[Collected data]
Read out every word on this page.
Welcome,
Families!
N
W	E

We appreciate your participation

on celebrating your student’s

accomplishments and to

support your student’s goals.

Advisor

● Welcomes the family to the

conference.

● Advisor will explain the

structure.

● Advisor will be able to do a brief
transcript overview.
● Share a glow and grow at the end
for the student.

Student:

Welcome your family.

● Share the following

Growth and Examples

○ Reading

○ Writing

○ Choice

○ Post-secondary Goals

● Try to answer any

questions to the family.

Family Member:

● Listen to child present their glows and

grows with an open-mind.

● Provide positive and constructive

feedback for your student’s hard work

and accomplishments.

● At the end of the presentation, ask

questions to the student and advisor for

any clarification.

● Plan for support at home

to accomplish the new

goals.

= YOUR INSTRUCTIONS =
Please set down each line of the records exactly as given.

= COMPLETED EXERCISE =
Read out every word on this page.
Welcome,
Families!
N
W	E

We appreciate your participation

on celebrating your student’s

accomplishments and to

support your student’s goals.

Advisor

● Welcomes the family to the

conference.

● Advisor will explain the

structure.

● Advisor will be able to do a brief
transcript overview.
● Share a glow and grow at the end
for the student.

Student:

Welcome your family.

● Share the following

Growth and Examples

○ Reading

○ Writing

○ Choice

○ Post-secondary Goals

● Try to answer any

questions to the family.

Family Member:

● Listen to child present their glows and

grows with an open-mind.

● Provide positive and constructive

feedback for your student’s hard work

and accomplishments.

● At the end of the presentation, ask

questions to the student and advisor for

any clarification.

● Plan for support at home

to accomplish the new

goals.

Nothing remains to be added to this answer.